Locate and copy each line in the data that contains the word "duration".

'''

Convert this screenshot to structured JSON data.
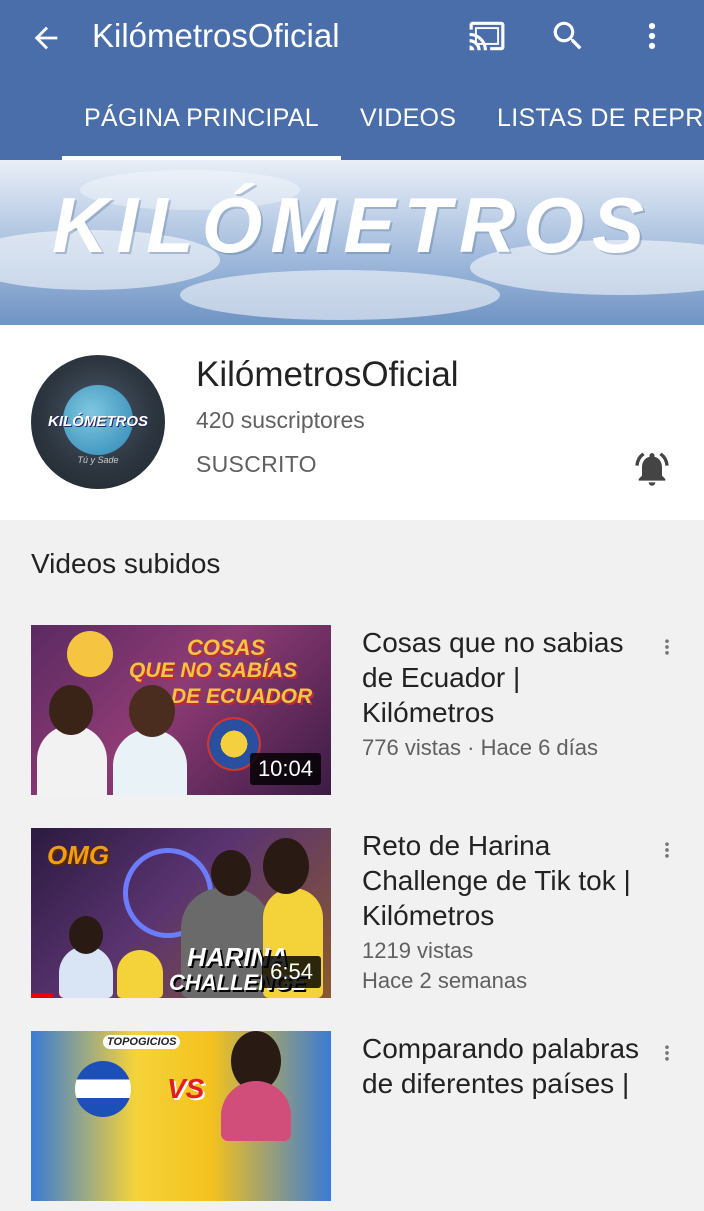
{
  "colors": {
    "topbar": "#4a6ea9",
    "card": "#ffffff",
    "background": "#f1f1f1",
    "text": "#222222",
    "secondary": "#606060"
  },
  "header": {
    "title": "KilómetrosOficial",
    "icons": {
      "back": "arrow-back-icon",
      "cast": "cast-icon",
      "search": "search-icon",
      "more": "more-vert-icon"
    }
  },
  "tabs": [
    {
      "label": "PÁGINA PRINCIPAL",
      "active": true
    },
    {
      "label": "VIDEOS",
      "active": false
    },
    {
      "label": "LISTAS DE REPRO",
      "active": false
    }
  ],
  "banner": {
    "text": "KILÓMETROS"
  },
  "channel": {
    "name": "KilómetrosOficial",
    "subscribers": "420 suscriptores",
    "subscribe_state": "SUSCRITO",
    "avatar_text": "KILÓMETROS",
    "avatar_subtext": "Tú y Sade",
    "bell_icon": "notifications-active-icon"
  },
  "section": {
    "title": "Videos subidos"
  },
  "videos": [
    {
      "title": "Cosas que no sabias de Ecuador | Kilómetros",
      "meta_line1": "776 vistas · Hace 6 días",
      "meta_line2": "",
      "duration": "10:04",
      "thumb_text1": "COSAS",
      "thumb_text2": "QUE NO SABÍAS",
      "thumb_text3": "DE ECUADOR"
    },
    {
      "title": "Reto de Harina Challenge de Tik tok | Kilómetros",
      "meta_line1": "1219 vistas",
      "meta_line2": "Hace 2 semanas",
      "duration": "6:54",
      "thumb_text1": "OMG",
      "thumb_text2": "HARINA",
      "thumb_text3": "CHALLENGE"
    },
    {
      "title": "Comparando palabras de diferentes países |",
      "meta_line1": "",
      "meta_line2": "",
      "duration": "",
      "thumb_text1": "TOPOGICIOS",
      "thumb_text2": "VS",
      "thumb_text3": ""
    }
  ]
}
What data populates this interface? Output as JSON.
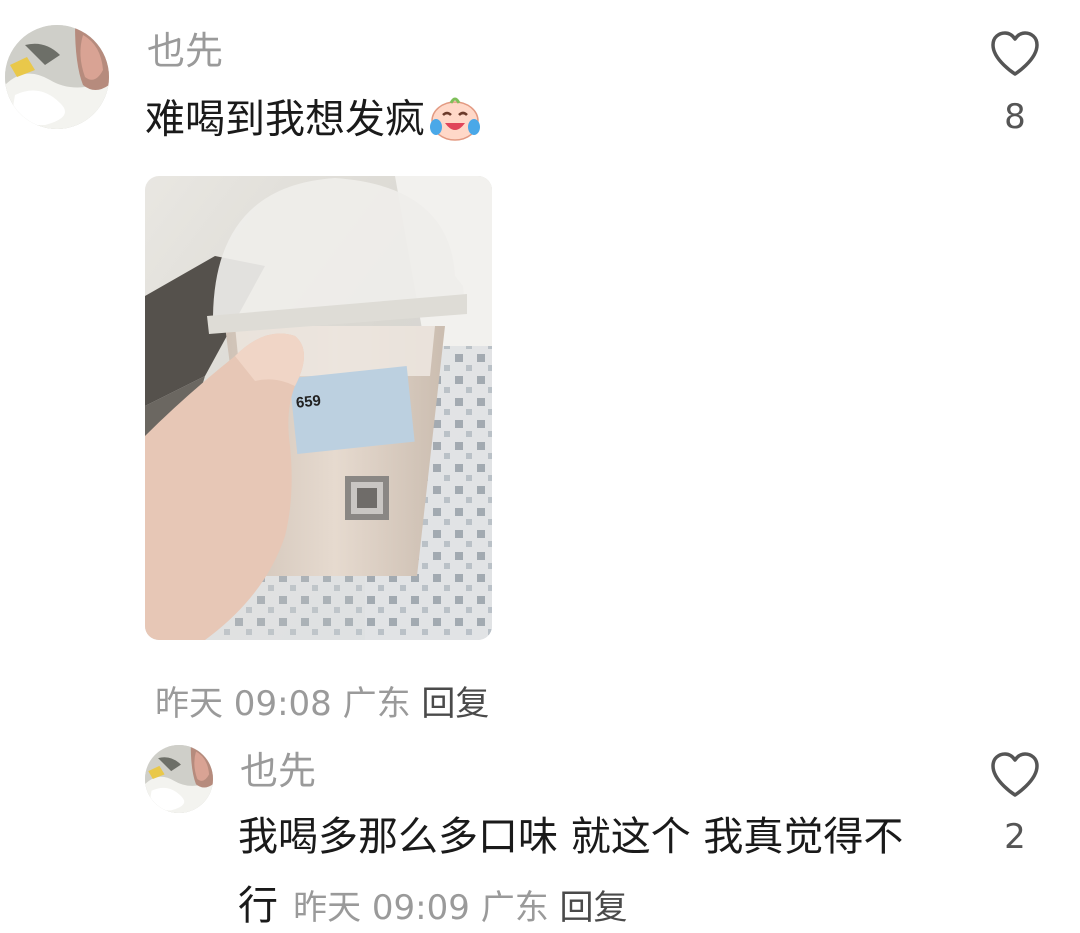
{
  "comments": [
    {
      "username": "也先",
      "text": "难喝到我想发疯",
      "emoji": "crying-laughing-emoji",
      "has_image": true,
      "image_description": "photo-of-milk-tea-cup",
      "cup_label_number": "659",
      "time": "昨天 09:08",
      "location": "广东",
      "reply_label": "回复",
      "likes": "8"
    },
    {
      "username": "也先",
      "text_line1": "我喝多那么多口味 就这个 我真觉得不",
      "text_line2": "行",
      "time": "昨天 09:09",
      "location": "广东",
      "reply_label": "回复",
      "likes": "2"
    }
  ],
  "colors": {
    "username": "#9a9a9a",
    "text": "#1a1a1a",
    "meta": "#9a9a9a",
    "reply": "#4a4a4a",
    "icon": "#555555"
  },
  "icons": [
    "heart-outline-icon"
  ]
}
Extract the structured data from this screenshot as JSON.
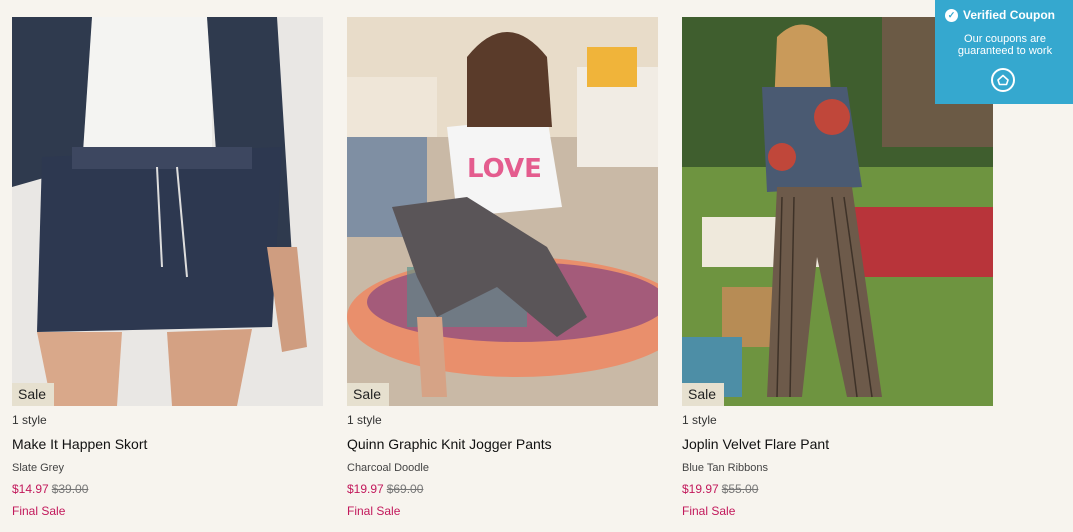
{
  "products": [
    {
      "badge": "Sale",
      "styles": "1 style",
      "name": "Make It Happen Skort",
      "color": "Slate Grey",
      "price_now": "$14.97",
      "price_was": "$39.00",
      "final": "Final Sale"
    },
    {
      "badge": "Sale",
      "styles": "1 style",
      "name": "Quinn Graphic Knit Jogger Pants",
      "color": "Charcoal Doodle",
      "price_now": "$19.97",
      "price_was": "$69.00",
      "final": "Final Sale"
    },
    {
      "badge": "Sale",
      "styles": "1 style",
      "name": "Joplin Velvet Flare Pant",
      "color": "Blue Tan Ribbons",
      "price_now": "$19.97",
      "price_was": "$55.00",
      "final": "Final Sale"
    }
  ],
  "coupon": {
    "title": "Verified Coupon",
    "subtitle": "Our coupons are guaranteed to work",
    "logo_icon": "house-logo-icon"
  },
  "colors": {
    "sale_price": "#c2185b",
    "coupon_bg": "#35a8cf",
    "page_bg": "#f7f4ee"
  }
}
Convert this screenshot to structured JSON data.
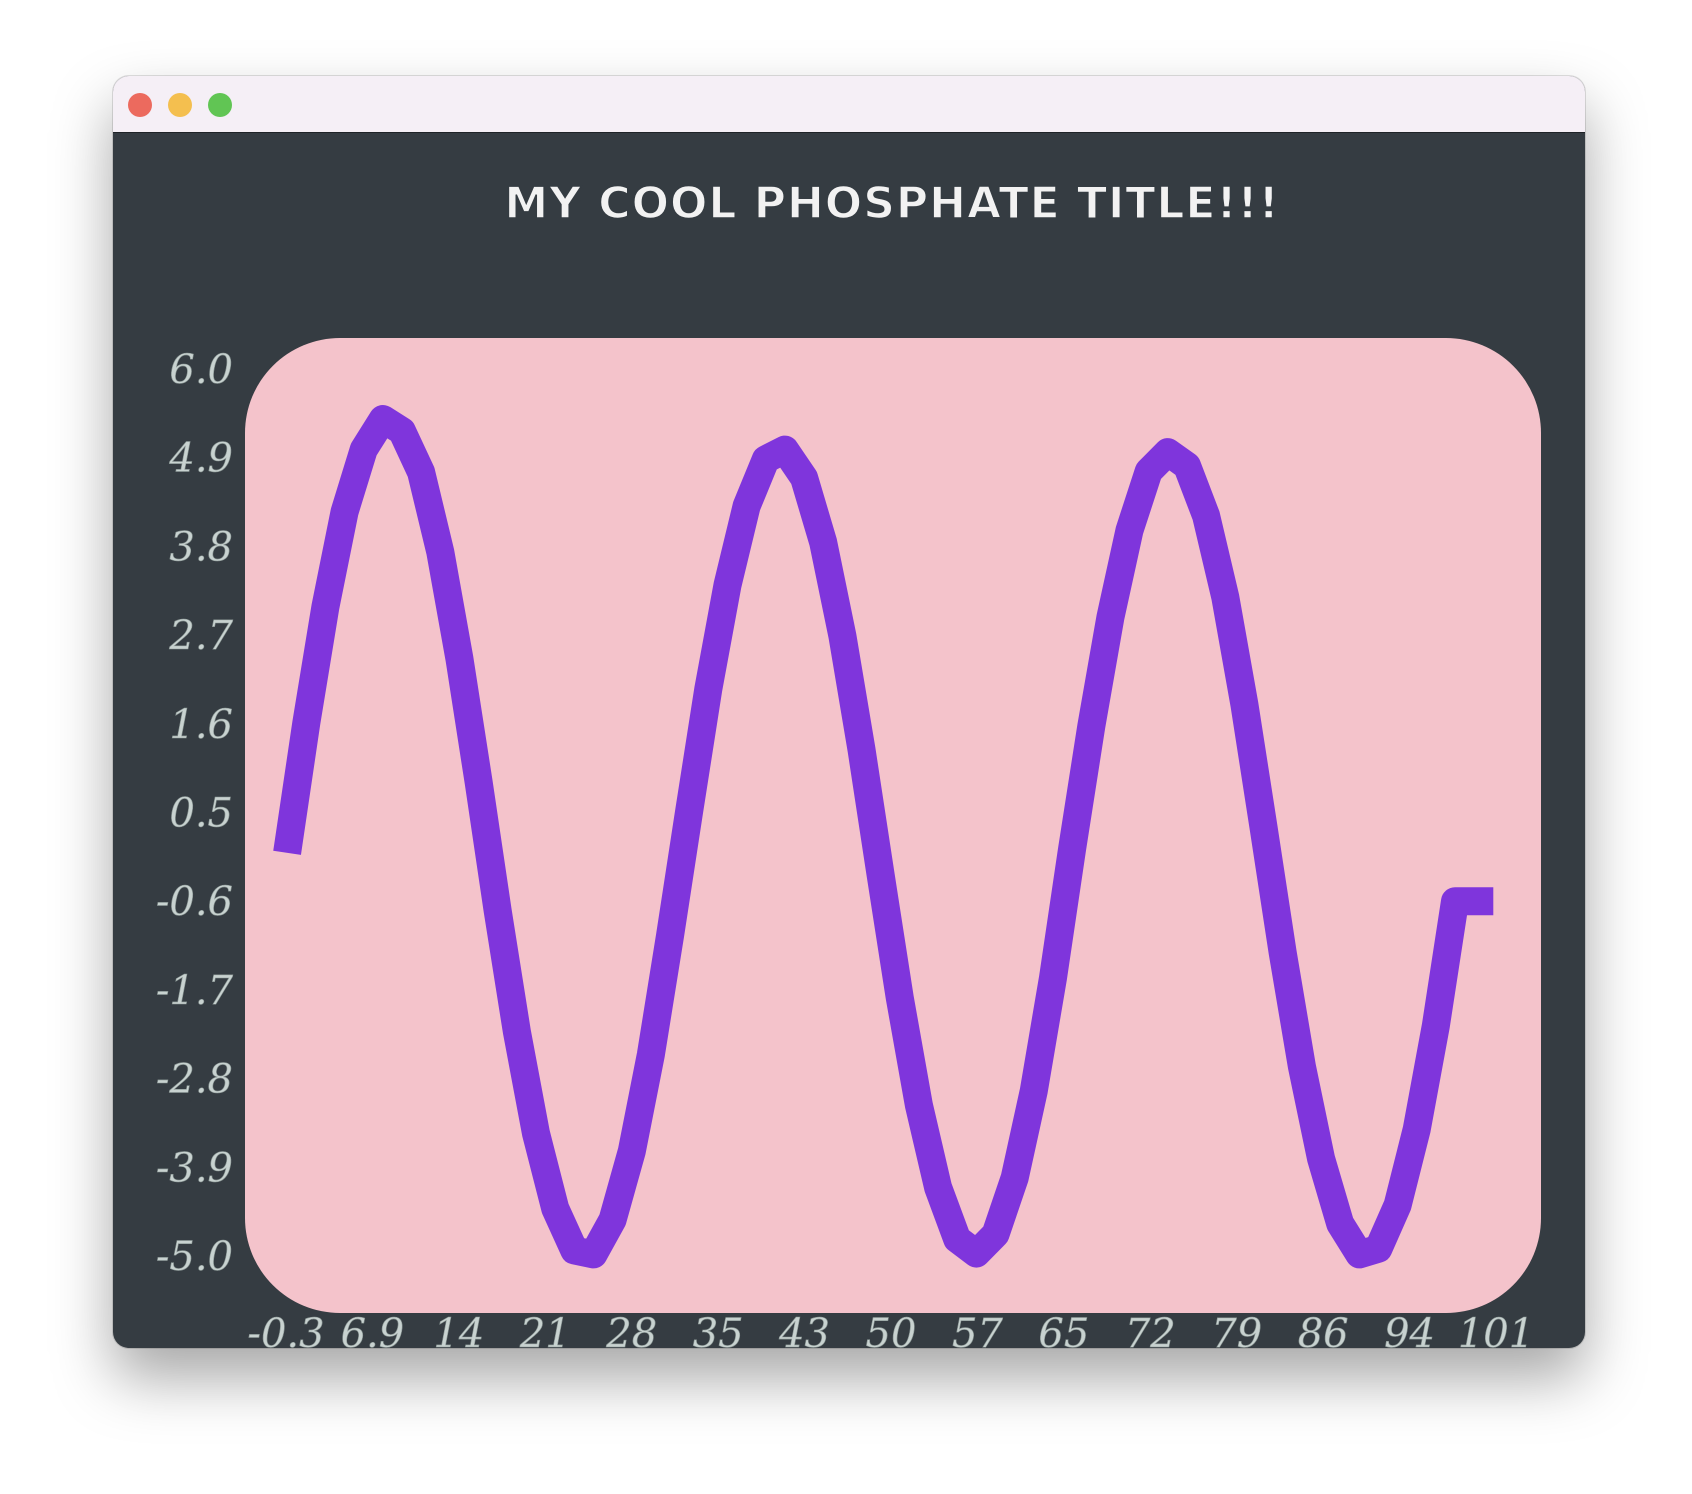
{
  "window": {
    "controls": [
      "close-button",
      "minimize-button",
      "zoom-button"
    ]
  },
  "colors": {
    "window_bg": "#353c42",
    "titlebar_bg": "#f5eff6",
    "plot_bg": "#f4c3cb",
    "line": "#7f35dc",
    "tick_text": "#c8d2d0",
    "title_text": "#f2f2f2"
  },
  "chart_data": {
    "type": "line",
    "title": "MY COOL PHOSPHATE TITLE!!!",
    "xlabel": "",
    "ylabel": "",
    "x_ticks": [
      "-0.3",
      "6.9",
      "14",
      "21",
      "28",
      "35",
      "43",
      "50",
      "57",
      "65",
      "72",
      "79",
      "86",
      "94",
      "101"
    ],
    "y_ticks": [
      "6.0",
      "4.9",
      "3.8",
      "2.7",
      "1.6",
      "0.5",
      "-0.6",
      "-1.7",
      "-2.8",
      "-3.9",
      "-5.0"
    ],
    "xlim": [
      -0.3,
      101
    ],
    "ylim": [
      -5.0,
      6.0
    ],
    "grid": false,
    "legend": "none",
    "series": [
      {
        "x": [
          3.0,
          4.5,
          6.0,
          7.5,
          9.0,
          10.5,
          12.0,
          13.5,
          15.0,
          16.5,
          18.0,
          19.5,
          21.0,
          22.5,
          24.0,
          25.5,
          27.0,
          28.5,
          30.0,
          31.5,
          33.0,
          34.5,
          36.0,
          37.5,
          39.0,
          40.5,
          42.0,
          43.5,
          45.0,
          46.5,
          48.0,
          49.5,
          51.0,
          52.5,
          54.0,
          55.5,
          57.0,
          58.5,
          60.0,
          61.5,
          63.0,
          64.5,
          66.0,
          67.5,
          69.0,
          70.5,
          72.0,
          73.5,
          75.0,
          76.5,
          78.0,
          79.5,
          81.0,
          82.5,
          84.0,
          85.5,
          87.0,
          88.5,
          90.0,
          91.5,
          93.0,
          94.5,
          96.0,
          97.5
        ],
        "values": [
          0.0,
          1.61,
          3.05,
          4.23,
          5.0,
          5.38,
          5.23,
          4.72,
          3.73,
          2.41,
          0.88,
          -0.72,
          -2.22,
          -3.48,
          -4.41,
          -4.93,
          -4.98,
          -4.55,
          -3.7,
          -2.5,
          -1.03,
          0.52,
          2.03,
          3.32,
          4.3,
          4.88,
          5.0,
          4.65,
          3.85,
          2.69,
          1.28,
          -0.28,
          -1.8,
          -3.13,
          -4.15,
          -4.79,
          -4.97,
          -4.73,
          -4.03,
          -2.95,
          -1.55,
          0.05,
          1.57,
          2.92,
          4.0,
          4.73,
          4.97,
          4.8,
          4.18,
          3.17,
          1.84,
          0.31,
          -1.24,
          -2.65,
          -3.79,
          -4.6,
          -4.98,
          -4.91,
          -4.37,
          -3.43,
          -2.14,
          -0.6,
          -0.6,
          -0.6
        ]
      }
    ]
  }
}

'''

Output for this task:
      "duration": "10:04",
      "duration": "6:54",
      "duration": "",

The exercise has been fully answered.